(Image region annotations)
===

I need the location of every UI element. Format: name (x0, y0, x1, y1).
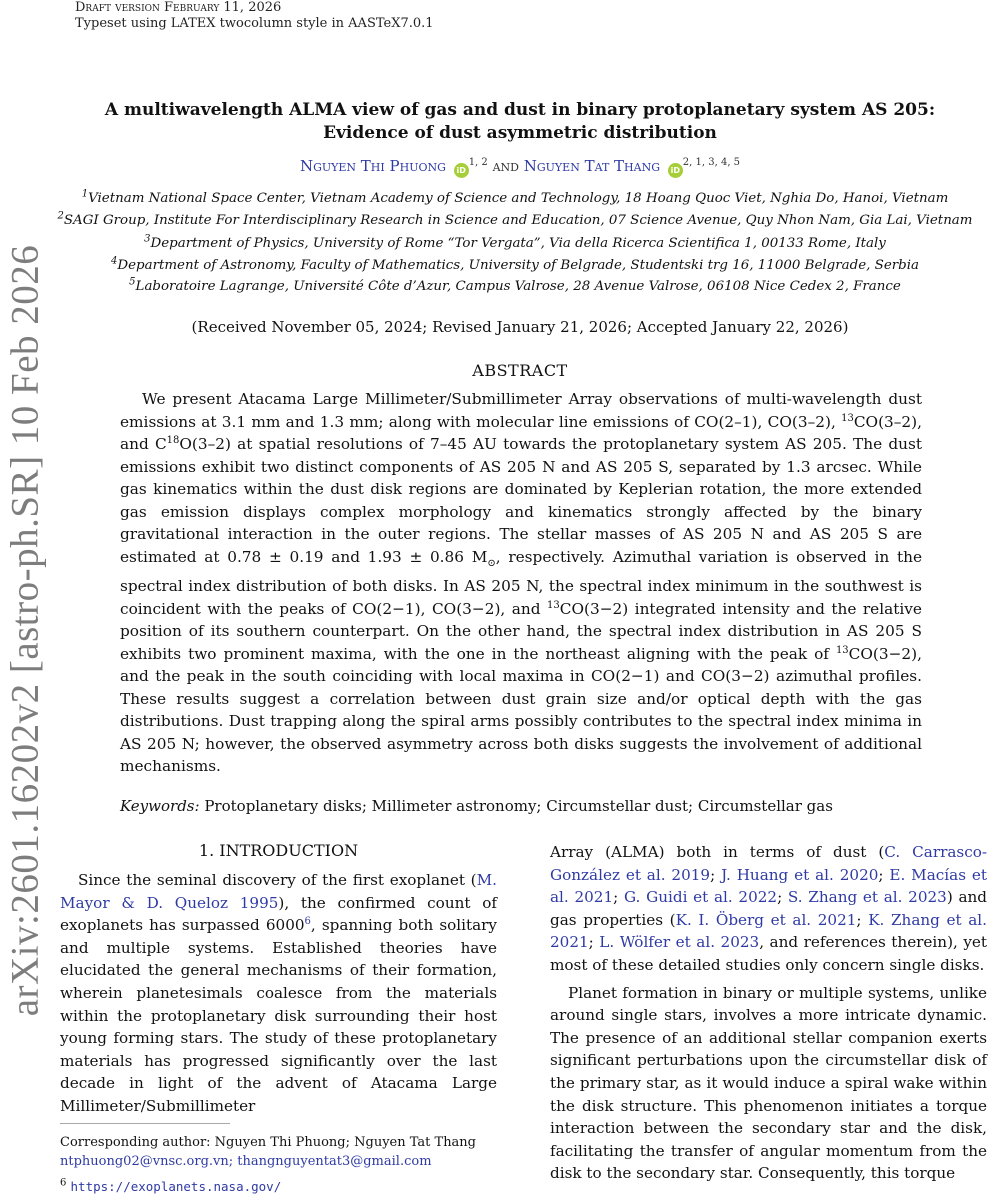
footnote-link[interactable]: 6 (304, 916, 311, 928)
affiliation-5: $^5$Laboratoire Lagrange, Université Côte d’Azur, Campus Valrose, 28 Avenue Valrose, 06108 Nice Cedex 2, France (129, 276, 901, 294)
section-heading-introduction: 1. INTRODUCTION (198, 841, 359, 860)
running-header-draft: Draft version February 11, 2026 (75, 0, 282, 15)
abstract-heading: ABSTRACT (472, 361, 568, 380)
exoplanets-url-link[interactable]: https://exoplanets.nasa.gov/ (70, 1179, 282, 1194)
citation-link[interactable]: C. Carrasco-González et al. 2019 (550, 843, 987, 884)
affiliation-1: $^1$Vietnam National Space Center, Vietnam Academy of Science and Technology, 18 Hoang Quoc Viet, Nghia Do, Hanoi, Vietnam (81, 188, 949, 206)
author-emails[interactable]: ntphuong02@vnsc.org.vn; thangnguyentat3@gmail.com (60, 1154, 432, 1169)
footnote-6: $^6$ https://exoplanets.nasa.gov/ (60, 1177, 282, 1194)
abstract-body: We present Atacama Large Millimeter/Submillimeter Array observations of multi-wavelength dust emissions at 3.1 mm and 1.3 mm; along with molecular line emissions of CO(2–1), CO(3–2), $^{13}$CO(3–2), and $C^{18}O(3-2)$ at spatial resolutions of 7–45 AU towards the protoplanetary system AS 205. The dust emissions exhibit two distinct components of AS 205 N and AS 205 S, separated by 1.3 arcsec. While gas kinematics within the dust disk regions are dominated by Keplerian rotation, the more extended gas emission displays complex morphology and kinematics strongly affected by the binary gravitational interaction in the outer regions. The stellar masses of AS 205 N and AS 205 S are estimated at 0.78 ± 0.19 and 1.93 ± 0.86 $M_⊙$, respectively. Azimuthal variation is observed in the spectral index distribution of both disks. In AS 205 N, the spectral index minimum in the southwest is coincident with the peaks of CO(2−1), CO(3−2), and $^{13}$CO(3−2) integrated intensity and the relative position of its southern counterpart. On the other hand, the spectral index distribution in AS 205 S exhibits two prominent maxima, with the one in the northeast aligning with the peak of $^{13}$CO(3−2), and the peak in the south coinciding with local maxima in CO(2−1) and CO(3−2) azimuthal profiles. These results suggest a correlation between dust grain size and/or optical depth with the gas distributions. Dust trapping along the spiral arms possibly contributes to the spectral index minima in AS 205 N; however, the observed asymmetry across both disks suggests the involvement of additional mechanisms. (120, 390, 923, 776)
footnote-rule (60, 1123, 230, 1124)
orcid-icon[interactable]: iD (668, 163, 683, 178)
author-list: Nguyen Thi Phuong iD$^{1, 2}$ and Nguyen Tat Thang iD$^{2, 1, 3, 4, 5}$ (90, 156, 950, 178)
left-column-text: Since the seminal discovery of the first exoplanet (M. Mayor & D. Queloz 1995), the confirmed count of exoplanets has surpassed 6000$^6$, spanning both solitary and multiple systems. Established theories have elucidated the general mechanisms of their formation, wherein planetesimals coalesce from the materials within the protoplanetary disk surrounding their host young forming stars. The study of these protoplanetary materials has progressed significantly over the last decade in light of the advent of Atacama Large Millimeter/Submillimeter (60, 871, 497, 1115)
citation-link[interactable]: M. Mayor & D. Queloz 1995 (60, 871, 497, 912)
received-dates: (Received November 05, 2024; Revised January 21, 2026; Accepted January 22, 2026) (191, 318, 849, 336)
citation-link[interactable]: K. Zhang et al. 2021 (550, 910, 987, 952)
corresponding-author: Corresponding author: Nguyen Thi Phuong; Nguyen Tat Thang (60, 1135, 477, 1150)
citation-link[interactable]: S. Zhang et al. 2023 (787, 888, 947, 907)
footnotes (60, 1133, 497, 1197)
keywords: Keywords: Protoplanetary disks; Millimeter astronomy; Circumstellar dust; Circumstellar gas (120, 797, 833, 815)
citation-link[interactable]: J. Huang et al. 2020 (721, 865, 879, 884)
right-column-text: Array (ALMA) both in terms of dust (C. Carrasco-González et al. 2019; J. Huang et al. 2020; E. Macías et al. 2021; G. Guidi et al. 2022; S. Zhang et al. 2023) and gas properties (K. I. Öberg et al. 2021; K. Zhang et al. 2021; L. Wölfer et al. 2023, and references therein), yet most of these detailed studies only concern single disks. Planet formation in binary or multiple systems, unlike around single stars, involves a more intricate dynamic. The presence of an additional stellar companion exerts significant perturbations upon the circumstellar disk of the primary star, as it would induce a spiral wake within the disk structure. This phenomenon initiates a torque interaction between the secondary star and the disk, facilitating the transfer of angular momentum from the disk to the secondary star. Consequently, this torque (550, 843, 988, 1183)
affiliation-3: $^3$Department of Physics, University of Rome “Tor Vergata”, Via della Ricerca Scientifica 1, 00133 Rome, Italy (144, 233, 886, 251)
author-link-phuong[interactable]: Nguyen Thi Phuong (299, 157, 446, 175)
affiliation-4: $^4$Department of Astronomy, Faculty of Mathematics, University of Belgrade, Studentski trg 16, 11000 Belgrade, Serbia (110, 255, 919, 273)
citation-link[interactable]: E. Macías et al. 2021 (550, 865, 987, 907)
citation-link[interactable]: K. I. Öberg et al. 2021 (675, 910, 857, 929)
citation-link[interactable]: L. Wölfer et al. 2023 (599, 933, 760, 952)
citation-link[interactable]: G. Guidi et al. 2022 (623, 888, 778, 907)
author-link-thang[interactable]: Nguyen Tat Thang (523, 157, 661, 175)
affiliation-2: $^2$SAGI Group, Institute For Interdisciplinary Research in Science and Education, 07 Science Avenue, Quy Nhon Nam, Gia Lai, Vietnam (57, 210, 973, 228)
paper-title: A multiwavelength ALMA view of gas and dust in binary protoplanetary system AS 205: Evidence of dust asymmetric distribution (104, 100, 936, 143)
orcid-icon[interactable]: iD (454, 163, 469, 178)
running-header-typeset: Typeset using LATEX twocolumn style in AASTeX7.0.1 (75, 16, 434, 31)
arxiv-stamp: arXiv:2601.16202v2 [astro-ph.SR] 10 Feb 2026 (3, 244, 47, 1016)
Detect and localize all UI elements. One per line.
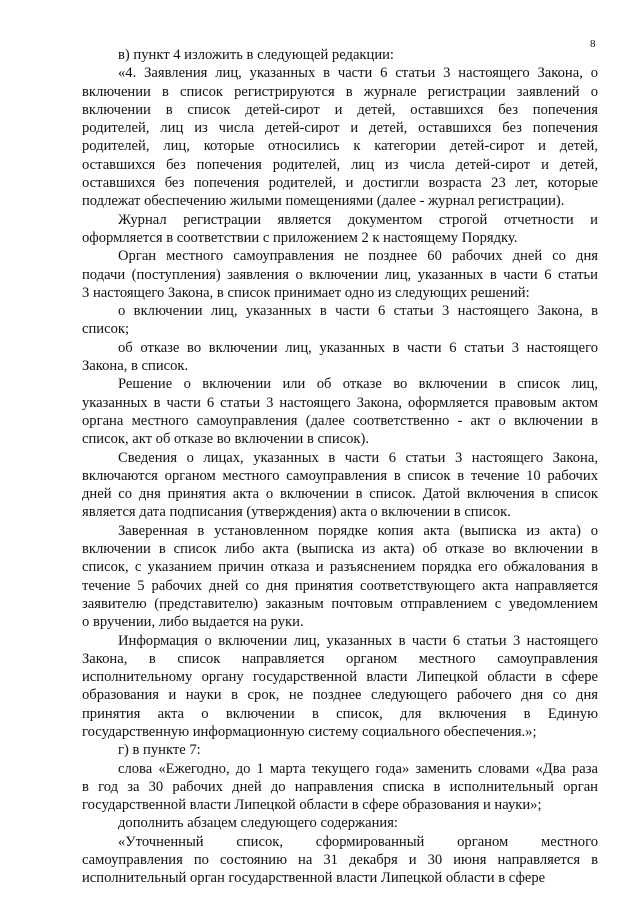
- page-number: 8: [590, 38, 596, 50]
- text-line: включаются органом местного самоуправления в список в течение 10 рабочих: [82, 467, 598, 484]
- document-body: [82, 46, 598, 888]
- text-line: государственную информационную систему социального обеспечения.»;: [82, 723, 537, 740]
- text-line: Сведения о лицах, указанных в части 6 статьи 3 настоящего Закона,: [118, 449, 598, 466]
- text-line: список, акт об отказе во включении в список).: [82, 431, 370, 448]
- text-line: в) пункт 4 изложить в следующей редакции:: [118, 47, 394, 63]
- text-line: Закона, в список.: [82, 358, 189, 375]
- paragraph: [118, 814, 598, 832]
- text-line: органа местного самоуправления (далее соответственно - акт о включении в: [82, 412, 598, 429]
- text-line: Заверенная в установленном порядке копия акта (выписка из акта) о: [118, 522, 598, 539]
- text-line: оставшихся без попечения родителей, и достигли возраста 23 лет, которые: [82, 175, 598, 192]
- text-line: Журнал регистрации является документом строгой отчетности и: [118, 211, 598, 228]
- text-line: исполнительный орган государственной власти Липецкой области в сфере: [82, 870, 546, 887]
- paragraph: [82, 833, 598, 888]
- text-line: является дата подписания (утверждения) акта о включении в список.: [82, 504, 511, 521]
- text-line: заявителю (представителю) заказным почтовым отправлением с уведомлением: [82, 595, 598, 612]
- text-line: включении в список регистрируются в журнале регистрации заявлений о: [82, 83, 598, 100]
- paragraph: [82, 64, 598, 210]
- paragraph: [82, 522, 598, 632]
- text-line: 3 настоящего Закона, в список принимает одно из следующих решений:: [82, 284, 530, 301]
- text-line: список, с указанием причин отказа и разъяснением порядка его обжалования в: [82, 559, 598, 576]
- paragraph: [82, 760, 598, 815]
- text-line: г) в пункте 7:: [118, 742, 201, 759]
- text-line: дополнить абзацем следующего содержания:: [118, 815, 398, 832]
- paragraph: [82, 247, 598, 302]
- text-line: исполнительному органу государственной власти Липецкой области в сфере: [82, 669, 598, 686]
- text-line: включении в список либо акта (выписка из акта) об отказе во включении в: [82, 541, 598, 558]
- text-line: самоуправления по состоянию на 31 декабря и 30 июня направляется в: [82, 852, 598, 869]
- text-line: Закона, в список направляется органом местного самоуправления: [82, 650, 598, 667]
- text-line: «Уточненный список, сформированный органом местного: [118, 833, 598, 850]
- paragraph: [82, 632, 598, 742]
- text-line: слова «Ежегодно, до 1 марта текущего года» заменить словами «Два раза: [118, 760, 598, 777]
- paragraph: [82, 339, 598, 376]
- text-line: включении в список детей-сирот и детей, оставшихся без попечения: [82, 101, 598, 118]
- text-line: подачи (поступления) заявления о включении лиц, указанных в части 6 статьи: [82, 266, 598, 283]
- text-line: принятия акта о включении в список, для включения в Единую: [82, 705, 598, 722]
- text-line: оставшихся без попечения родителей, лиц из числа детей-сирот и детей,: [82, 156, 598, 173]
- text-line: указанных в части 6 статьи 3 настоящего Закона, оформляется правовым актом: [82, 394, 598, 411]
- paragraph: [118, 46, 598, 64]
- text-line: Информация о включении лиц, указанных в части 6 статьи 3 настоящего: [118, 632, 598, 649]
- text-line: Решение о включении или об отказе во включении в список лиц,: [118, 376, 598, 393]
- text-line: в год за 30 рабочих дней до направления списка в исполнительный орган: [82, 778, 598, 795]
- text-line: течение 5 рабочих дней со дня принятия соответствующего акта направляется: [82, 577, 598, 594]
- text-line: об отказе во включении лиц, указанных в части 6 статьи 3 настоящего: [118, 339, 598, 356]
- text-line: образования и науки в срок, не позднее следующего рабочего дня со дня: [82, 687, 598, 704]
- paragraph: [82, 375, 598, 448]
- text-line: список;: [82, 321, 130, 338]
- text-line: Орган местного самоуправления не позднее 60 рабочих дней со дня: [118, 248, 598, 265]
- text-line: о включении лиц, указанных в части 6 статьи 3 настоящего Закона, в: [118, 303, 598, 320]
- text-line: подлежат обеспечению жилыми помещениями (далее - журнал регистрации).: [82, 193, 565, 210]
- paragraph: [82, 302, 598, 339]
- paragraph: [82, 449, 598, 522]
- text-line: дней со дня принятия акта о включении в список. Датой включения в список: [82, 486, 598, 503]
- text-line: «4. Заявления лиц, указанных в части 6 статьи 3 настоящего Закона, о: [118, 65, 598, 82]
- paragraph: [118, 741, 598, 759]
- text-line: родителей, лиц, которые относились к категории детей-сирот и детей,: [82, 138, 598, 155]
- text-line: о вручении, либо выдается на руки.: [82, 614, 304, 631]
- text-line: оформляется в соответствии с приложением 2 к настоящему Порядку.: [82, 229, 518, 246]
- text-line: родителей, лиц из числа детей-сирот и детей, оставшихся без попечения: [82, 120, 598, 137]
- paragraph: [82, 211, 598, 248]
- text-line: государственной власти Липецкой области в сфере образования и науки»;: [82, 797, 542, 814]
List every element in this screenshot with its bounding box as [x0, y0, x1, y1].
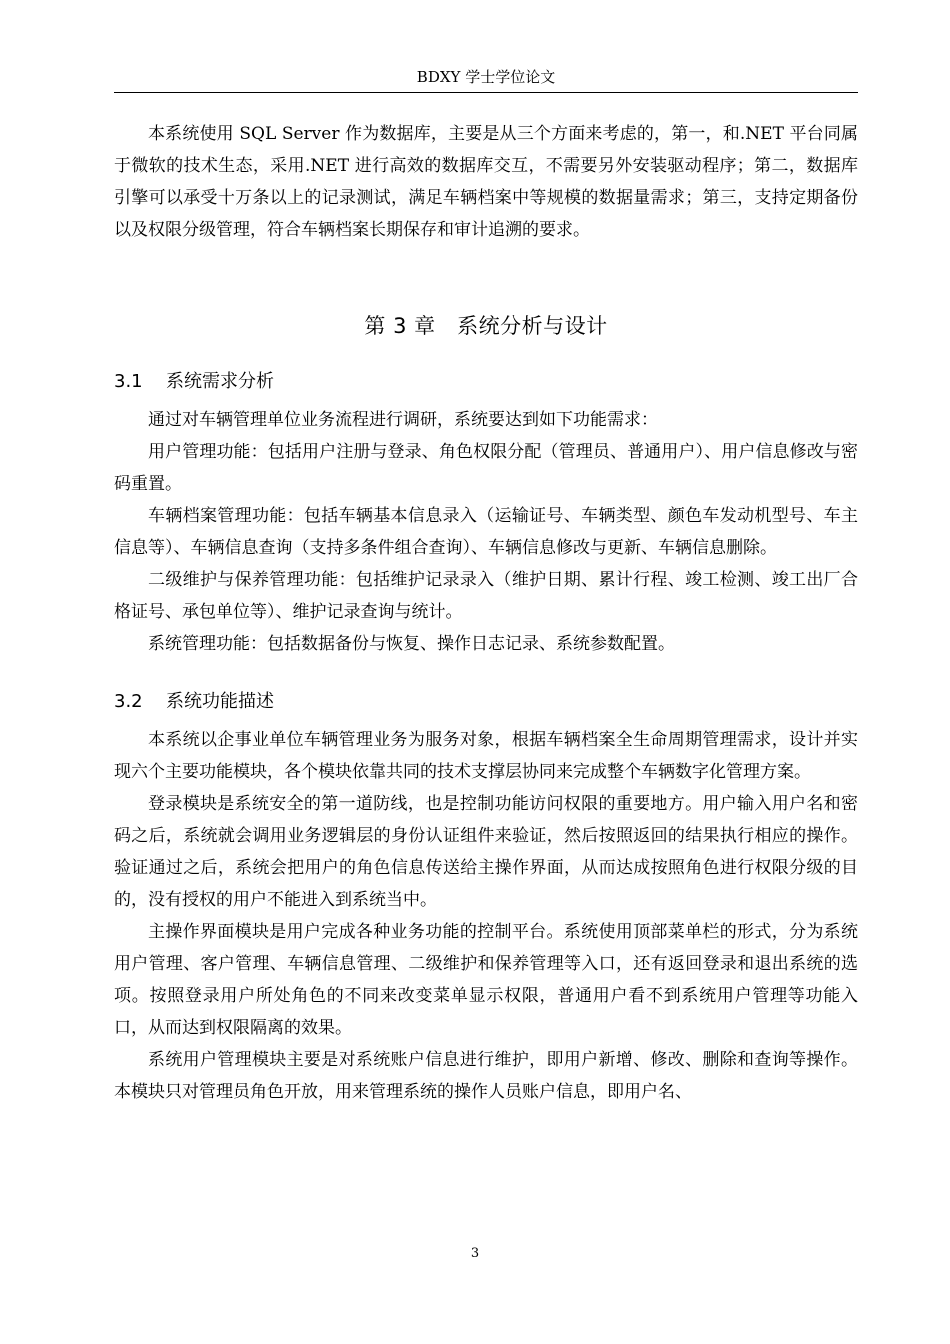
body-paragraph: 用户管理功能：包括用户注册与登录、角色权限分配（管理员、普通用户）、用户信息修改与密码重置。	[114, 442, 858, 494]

===

TASK GOAL.
Please quote word for word everything in the items above, from the line containing "footnote-link[interactable]: 6 (304, 916, 311, 928)" down to the line containing "citation-link[interactable]: C. Carrasco-González", including both of those lines.

OUTPUT BELOW.
footnote-link[interactable]: 6 (304, 916, 311, 928)
affiliation-5: $^5$Laboratoire Lagrange, Université Côte d’Azur, Campus Valrose, 28 Avenue Valrose, 06108 Nice Cedex 2, France (129, 276, 901, 294)
section-heading-introduction: 1. INTRODUCTION (198, 841, 359, 860)
running-header-draft: Draft version February 11, 2026 (75, 0, 282, 15)
abstract-heading: ABSTRACT (472, 361, 568, 380)
exoplanets-url-link[interactable]: https://exoplanets.nasa.gov/ (70, 1179, 282, 1194)
citation-link[interactable]: C. Carrasco-González et al. 2019 (550, 843, 987, 884)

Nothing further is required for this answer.